=== WHAT YOU ARE ASKED TO DO ===
Gather all lines containing the string "JSON" and copy them out.

Data entries
════════
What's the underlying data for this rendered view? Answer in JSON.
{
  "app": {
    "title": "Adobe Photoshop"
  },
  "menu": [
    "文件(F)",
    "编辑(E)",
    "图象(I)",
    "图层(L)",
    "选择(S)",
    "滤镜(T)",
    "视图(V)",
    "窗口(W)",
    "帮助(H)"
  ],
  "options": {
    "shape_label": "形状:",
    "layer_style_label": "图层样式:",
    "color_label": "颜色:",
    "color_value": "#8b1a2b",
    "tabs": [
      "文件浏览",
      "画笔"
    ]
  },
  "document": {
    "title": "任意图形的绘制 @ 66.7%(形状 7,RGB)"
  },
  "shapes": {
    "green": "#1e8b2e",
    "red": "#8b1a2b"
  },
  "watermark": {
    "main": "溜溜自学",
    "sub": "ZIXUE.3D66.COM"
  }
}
════════
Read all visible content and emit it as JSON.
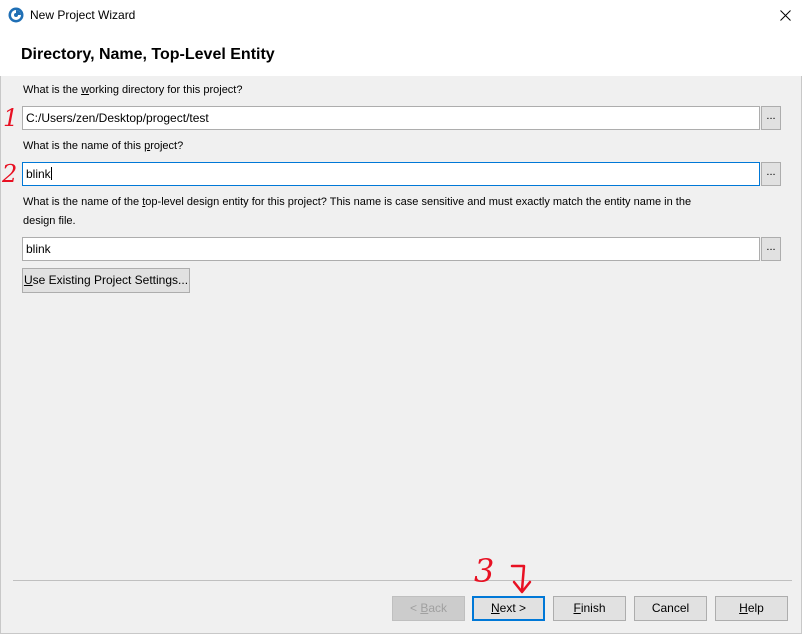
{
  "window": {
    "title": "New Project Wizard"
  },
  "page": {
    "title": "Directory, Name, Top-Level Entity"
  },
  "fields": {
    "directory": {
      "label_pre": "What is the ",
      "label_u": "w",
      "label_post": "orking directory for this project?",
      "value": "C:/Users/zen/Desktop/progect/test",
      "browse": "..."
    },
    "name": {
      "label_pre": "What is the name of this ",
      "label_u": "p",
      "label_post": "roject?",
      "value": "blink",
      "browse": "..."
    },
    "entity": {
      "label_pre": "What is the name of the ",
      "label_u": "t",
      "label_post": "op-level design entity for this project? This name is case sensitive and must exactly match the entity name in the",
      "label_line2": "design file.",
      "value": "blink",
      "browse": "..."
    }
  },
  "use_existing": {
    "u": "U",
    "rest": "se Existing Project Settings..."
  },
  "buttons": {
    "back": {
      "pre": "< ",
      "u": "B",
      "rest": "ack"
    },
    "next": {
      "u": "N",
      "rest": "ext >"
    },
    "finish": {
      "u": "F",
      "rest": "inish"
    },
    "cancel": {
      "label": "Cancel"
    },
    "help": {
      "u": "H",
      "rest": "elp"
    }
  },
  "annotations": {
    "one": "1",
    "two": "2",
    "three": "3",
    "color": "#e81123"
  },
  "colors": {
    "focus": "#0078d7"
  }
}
════════
=== OUTPUT ===
What's the underlying data for this rendered view? Answer in JSON.
Read all visible content and emit it as JSON.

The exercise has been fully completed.